Your task is to copy every line of the entries that contains "stress".

Records from a dataset
※ ※ ※

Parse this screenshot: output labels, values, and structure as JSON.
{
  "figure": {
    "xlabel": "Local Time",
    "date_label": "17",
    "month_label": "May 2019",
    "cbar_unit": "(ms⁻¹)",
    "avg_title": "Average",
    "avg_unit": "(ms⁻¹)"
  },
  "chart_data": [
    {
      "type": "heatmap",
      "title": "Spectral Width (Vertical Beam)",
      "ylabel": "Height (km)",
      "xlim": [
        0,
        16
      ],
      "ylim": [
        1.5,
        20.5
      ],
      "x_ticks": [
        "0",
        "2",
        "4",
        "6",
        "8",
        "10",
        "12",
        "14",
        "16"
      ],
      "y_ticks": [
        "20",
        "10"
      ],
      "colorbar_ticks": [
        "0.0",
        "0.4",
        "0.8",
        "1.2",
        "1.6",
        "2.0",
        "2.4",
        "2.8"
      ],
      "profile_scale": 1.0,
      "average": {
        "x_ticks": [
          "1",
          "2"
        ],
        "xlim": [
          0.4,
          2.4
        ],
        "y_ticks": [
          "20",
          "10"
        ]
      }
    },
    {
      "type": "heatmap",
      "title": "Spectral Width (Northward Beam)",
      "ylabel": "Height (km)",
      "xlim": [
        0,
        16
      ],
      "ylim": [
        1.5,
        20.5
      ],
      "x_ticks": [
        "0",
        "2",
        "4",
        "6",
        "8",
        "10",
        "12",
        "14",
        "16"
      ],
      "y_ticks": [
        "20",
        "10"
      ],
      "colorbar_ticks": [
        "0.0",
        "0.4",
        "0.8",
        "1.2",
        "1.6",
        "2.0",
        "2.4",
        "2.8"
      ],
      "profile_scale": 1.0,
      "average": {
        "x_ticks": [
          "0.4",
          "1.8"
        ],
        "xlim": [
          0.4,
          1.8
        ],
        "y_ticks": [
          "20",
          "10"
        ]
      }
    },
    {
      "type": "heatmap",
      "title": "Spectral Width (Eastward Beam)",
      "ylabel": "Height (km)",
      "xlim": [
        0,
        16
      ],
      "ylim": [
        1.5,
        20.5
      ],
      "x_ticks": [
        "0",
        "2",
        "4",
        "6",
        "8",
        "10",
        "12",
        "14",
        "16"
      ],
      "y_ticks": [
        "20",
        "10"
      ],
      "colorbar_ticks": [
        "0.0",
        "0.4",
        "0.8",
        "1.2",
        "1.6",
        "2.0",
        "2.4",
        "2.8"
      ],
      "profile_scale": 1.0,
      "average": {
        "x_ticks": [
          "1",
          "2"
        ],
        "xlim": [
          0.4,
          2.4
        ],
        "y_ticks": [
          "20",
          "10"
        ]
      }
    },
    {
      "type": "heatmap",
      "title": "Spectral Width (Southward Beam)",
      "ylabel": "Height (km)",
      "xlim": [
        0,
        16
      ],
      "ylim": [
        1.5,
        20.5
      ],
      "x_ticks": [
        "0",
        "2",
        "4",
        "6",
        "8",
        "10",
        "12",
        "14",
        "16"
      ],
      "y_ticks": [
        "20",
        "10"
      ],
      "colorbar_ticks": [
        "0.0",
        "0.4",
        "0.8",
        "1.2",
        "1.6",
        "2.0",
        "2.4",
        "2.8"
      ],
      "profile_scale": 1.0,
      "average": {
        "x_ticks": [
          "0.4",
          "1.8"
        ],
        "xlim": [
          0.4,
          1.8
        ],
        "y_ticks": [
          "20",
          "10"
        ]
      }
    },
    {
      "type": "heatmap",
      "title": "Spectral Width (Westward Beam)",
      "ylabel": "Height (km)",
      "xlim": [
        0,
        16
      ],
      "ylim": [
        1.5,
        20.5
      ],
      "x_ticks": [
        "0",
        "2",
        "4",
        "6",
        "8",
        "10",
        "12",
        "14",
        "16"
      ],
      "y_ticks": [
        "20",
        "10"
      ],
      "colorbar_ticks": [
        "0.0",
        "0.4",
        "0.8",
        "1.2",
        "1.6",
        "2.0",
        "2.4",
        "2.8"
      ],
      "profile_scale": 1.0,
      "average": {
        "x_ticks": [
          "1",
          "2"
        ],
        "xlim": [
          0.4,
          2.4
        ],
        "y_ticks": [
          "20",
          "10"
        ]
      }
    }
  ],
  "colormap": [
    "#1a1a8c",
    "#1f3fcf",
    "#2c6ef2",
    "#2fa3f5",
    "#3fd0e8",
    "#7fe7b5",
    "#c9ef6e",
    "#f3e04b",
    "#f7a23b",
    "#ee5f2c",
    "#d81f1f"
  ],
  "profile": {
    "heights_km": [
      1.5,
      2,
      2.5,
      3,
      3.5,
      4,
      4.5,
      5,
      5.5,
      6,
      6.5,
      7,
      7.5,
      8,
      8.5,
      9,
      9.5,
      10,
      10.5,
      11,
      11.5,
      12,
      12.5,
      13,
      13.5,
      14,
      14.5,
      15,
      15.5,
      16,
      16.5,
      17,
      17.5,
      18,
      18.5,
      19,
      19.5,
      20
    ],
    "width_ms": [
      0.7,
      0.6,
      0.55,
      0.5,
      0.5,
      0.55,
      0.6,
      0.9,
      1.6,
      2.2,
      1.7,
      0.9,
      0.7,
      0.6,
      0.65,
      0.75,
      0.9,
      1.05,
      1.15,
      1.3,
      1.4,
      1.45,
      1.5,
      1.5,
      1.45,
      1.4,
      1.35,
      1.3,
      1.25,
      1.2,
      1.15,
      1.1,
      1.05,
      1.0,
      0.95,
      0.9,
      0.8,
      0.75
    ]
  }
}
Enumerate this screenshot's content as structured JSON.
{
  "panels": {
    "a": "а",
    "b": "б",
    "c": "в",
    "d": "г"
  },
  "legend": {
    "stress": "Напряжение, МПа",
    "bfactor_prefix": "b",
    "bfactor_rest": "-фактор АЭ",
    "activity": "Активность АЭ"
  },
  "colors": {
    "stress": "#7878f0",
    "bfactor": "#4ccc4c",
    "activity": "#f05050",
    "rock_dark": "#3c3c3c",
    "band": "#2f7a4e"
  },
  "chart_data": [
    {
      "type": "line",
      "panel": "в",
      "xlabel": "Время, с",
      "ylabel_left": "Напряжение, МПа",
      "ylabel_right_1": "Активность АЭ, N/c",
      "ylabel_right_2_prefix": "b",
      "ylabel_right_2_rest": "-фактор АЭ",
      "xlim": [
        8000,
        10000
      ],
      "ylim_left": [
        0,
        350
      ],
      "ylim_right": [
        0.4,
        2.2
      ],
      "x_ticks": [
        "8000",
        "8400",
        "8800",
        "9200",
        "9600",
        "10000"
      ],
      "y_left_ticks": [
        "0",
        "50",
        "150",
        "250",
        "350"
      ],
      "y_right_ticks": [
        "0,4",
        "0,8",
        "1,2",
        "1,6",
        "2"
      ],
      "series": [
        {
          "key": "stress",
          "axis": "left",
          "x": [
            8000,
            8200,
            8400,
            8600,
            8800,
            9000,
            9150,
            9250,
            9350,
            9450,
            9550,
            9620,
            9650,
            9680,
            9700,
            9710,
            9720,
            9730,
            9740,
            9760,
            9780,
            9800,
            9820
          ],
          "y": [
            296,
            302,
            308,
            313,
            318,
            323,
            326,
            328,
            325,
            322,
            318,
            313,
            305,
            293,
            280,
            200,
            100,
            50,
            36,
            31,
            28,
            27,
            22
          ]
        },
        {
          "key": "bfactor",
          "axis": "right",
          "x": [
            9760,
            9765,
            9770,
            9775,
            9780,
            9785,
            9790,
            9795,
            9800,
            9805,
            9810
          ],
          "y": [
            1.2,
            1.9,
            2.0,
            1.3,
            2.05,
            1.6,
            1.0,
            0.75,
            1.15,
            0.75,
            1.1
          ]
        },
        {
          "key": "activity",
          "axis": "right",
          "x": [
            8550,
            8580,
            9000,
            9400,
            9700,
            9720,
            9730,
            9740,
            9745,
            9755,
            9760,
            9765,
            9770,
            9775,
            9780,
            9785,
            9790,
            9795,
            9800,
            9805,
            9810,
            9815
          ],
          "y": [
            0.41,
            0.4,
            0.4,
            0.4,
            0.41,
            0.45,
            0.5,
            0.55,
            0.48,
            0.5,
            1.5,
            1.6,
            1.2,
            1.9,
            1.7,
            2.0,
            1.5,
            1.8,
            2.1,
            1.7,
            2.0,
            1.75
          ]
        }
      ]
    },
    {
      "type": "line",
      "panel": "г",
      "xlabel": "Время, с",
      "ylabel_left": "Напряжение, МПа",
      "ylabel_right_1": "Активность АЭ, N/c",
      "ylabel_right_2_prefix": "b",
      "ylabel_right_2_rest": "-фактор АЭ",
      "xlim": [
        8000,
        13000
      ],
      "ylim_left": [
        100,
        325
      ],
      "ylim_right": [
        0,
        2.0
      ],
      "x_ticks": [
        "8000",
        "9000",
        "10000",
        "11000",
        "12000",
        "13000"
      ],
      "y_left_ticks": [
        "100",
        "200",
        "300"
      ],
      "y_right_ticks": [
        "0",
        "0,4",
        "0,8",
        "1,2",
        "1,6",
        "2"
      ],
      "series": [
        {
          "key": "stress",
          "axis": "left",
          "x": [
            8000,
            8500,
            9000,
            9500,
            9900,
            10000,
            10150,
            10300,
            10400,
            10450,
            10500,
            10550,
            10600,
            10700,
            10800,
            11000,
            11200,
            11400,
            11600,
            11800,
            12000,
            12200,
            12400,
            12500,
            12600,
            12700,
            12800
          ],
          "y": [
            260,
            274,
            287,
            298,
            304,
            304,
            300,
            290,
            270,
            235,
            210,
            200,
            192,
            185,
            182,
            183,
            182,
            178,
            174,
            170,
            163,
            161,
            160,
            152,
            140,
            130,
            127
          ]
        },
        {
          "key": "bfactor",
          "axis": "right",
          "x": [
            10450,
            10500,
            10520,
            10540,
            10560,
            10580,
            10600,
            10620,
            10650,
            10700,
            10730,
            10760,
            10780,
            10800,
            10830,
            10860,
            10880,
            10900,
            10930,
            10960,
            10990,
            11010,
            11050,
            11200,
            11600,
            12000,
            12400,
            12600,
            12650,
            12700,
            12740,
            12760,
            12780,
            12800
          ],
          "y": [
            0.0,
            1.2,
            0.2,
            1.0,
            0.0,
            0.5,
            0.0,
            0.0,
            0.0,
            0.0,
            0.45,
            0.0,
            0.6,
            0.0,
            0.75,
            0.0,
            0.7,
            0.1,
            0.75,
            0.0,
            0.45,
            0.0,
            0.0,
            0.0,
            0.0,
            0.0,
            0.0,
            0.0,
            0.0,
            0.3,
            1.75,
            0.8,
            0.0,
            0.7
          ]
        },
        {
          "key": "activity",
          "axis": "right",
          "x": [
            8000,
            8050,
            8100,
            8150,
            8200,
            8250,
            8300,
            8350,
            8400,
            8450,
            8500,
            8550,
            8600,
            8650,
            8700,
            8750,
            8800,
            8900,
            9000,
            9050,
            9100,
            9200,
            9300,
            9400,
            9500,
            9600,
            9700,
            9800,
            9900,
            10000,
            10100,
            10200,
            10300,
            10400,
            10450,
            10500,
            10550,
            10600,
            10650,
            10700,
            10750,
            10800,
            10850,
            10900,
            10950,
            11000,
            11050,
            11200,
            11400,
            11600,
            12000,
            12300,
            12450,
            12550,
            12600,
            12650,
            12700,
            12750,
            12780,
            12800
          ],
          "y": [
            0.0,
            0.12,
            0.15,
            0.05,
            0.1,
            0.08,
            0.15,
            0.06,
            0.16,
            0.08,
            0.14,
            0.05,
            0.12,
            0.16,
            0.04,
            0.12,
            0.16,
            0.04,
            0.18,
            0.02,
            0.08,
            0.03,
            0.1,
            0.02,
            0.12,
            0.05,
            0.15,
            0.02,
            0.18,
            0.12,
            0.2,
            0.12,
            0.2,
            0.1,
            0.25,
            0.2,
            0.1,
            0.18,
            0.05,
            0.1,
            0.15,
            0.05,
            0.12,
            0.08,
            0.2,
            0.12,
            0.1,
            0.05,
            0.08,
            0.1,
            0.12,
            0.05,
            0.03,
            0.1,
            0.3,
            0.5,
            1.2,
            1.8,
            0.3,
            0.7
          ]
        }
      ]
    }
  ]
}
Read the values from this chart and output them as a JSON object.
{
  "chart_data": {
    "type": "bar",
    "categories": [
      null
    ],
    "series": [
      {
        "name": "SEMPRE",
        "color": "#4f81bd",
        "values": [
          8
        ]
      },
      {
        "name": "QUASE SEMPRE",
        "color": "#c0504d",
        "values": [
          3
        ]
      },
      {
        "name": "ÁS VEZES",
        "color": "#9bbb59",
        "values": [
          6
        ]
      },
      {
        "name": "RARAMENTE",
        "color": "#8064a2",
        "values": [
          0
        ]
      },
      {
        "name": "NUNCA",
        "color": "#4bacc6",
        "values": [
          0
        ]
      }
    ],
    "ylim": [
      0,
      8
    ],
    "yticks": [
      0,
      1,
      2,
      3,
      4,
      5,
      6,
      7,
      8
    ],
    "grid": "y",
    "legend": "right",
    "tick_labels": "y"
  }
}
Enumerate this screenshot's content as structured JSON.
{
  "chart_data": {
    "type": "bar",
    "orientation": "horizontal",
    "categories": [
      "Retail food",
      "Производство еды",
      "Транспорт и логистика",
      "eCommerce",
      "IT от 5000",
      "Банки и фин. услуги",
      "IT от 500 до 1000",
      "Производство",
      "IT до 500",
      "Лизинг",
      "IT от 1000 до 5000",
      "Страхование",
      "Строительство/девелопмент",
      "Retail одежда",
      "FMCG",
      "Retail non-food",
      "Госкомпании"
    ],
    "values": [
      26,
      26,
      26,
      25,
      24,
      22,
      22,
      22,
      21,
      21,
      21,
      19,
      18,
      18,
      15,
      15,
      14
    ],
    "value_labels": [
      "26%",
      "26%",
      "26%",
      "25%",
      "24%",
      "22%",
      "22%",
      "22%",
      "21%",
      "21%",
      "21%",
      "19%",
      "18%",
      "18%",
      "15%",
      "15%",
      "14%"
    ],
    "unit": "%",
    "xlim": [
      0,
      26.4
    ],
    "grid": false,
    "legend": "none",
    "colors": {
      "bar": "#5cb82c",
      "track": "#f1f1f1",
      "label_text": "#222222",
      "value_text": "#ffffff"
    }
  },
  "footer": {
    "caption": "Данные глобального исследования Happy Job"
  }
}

※ ※ ※

## Response below
    "stress": "Напряжение, МПа",
    "stress": "#7878f0",
          "key": "stress",
          "key": "stress",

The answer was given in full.